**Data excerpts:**
- - - -
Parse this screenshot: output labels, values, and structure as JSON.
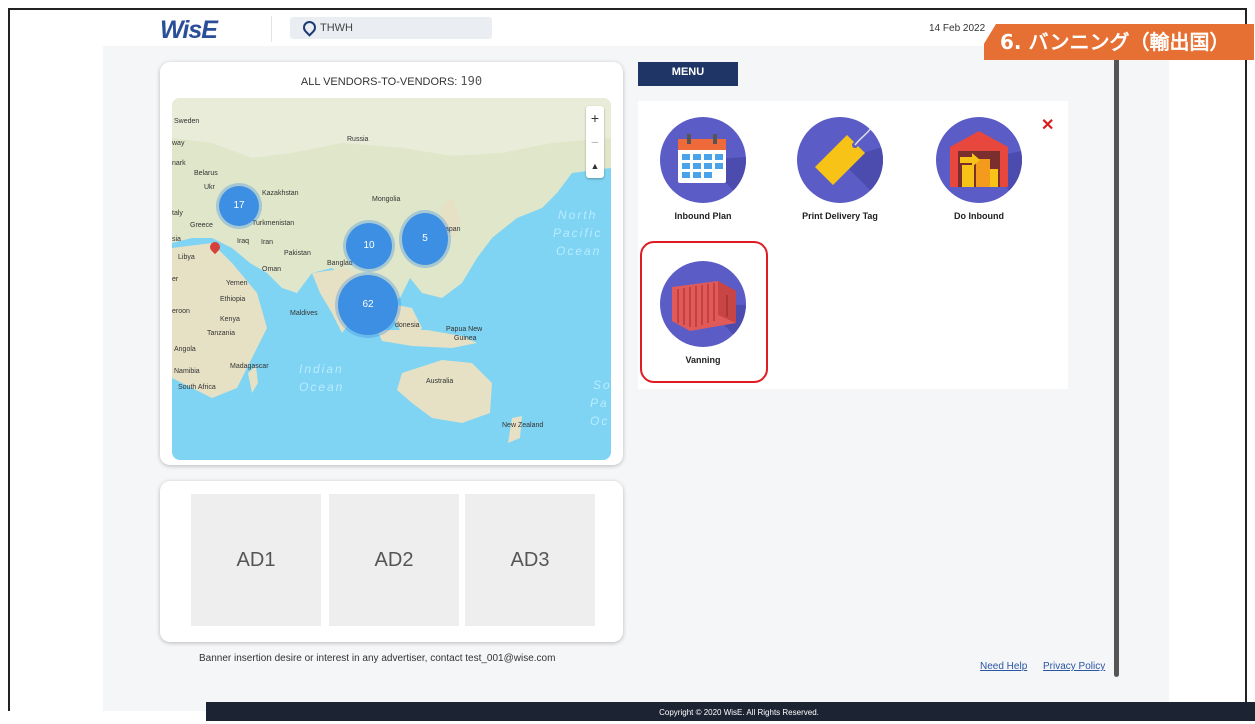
{
  "app": {
    "logo": "WisE",
    "location": "THWH",
    "date": "14 Feb 2022"
  },
  "banner": {
    "text": "6. バンニング（輸出国）"
  },
  "map_card": {
    "title": "ALL VENDORS-TO-VENDORS: ",
    "count": "190",
    "zoom_in": "+",
    "zoom_out": "−",
    "compass": "▲",
    "clusters": [
      "17",
      "10",
      "5",
      "62"
    ],
    "labels": {
      "sweden": "Sweden",
      "way": "way",
      "russia": "Russia",
      "nark": "nark",
      "belarus": "Belarus",
      "ukr": "Ukr",
      "kazakhstan": "Kazakhstan",
      "mongolia": "Mongolia",
      "italy": "taly",
      "greece": "Greece",
      "turkmenistan": "Turkmenistan",
      "sia": "sia",
      "iraq": "Iraq",
      "iran": "Iran",
      "japan": "apan",
      "libya": "Libya",
      "pakistan": "Pakistan",
      "bangladesh": "Banglad",
      "oman": "Oman",
      "er": "er",
      "yemen": "Yemen",
      "ethiopia": "Ethiopia",
      "eroon": "eroon",
      "maldives": "Maldives",
      "kenya": "Kenya",
      "tanzania": "Tanzania",
      "indonesia": "donesia",
      "png": "Papua New",
      "png2": "Guinea",
      "angola": "Angola",
      "namibia": "Namibia",
      "madagascar": "Madagascar",
      "south_africa": "South Africa",
      "australia": "Australia",
      "new_zealand": "New Zealand",
      "north": "North",
      "pacific": "Pacific",
      "ocean": "Ocean",
      "indian": "Indian",
      "indian_ocean": "Ocean",
      "so": "So",
      "pa": "Pa",
      "oc": "Oc"
    }
  },
  "ads": [
    "AD1",
    "AD2",
    "AD3"
  ],
  "advert_note": "Banner insertion desire or interest in any advertiser, contact  test_001@wise.com",
  "menu": {
    "tab": "MENU",
    "close": "✕",
    "items": [
      {
        "label": "Inbound Plan",
        "icon": "calendar-icon"
      },
      {
        "label": "Print Delivery Tag",
        "icon": "tag-icon"
      },
      {
        "label": "Do Inbound",
        "icon": "warehouse-icon"
      },
      {
        "label": "Vanning",
        "icon": "container-icon"
      }
    ]
  },
  "footer_links": {
    "help": "Need Help",
    "privacy": "Privacy Policy"
  },
  "copyright": "Copyright © 2020 WisE. All Rights Reserved."
}
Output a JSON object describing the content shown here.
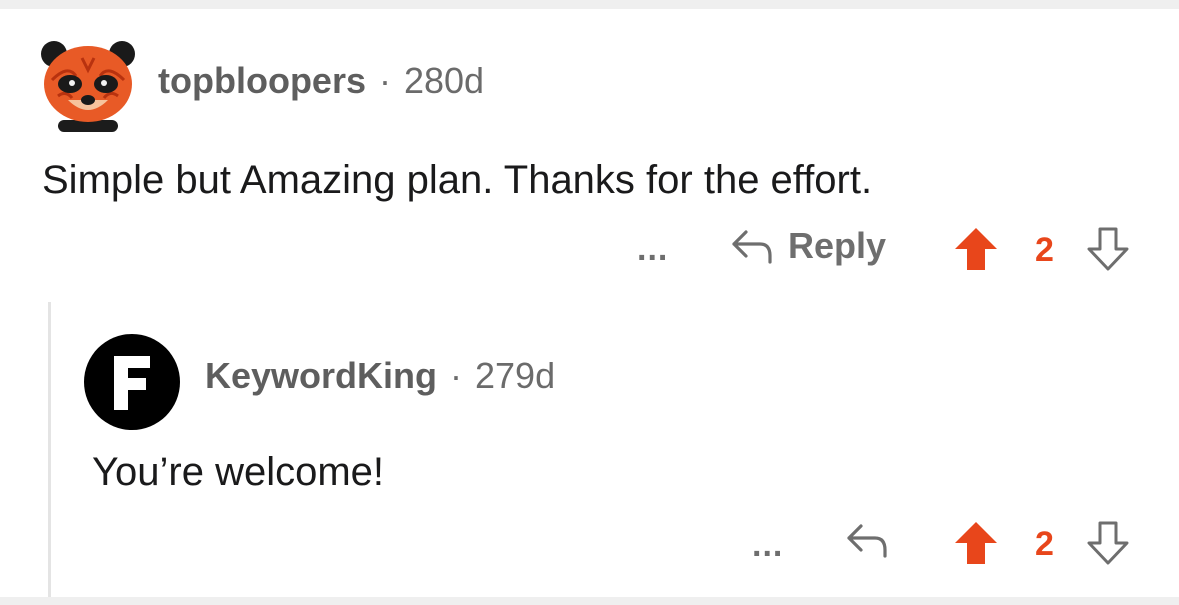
{
  "comments": [
    {
      "username": "topbloopers",
      "separator": "·",
      "age": "280d",
      "body": "Simple but Amazing plan. Thanks for the effort.",
      "actions": {
        "more": "...",
        "reply_label": "Reply",
        "score": "2"
      },
      "avatar": {
        "type": "panda",
        "icon": "panda-avatar-icon"
      }
    },
    {
      "username": "KeywordKing",
      "separator": "·",
      "age": "279d",
      "body": "You’re welcome!",
      "actions": {
        "more": "...",
        "score": "2"
      },
      "avatar": {
        "type": "letter",
        "letter": "F",
        "icon": "letter-f-avatar-icon"
      }
    }
  ],
  "colors": {
    "upvote_active": "#e8461b",
    "meta_text": "#6b6b6b",
    "body_text": "#1a1a1b",
    "thread_line": "#e4e4e4"
  }
}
- - - -
**REQUEST:**
Without any pictures, write out the lines running from the one containing "Output a JSON" through the end of the listing above, both included, exactly as given.

**WRITTEN ANSWER:**
Output a JSON object describing the content shown here.
{
  "comments": [
    {
      "username": "topbloopers",
      "separator": "·",
      "age": "280d",
      "body": "Simple but Amazing plan. Thanks for the effort.",
      "actions": {
        "more": "...",
        "reply_label": "Reply",
        "score": "2"
      },
      "avatar": {
        "type": "panda",
        "icon": "panda-avatar-icon"
      }
    },
    {
      "username": "KeywordKing",
      "separator": "·",
      "age": "279d",
      "body": "You’re welcome!",
      "actions": {
        "more": "...",
        "score": "2"
      },
      "avatar": {
        "type": "letter",
        "letter": "F",
        "icon": "letter-f-avatar-icon"
      }
    }
  ],
  "colors": {
    "upvote_active": "#e8461b",
    "meta_text": "#6b6b6b",
    "body_text": "#1a1a1b",
    "thread_line": "#e4e4e4"
  }
}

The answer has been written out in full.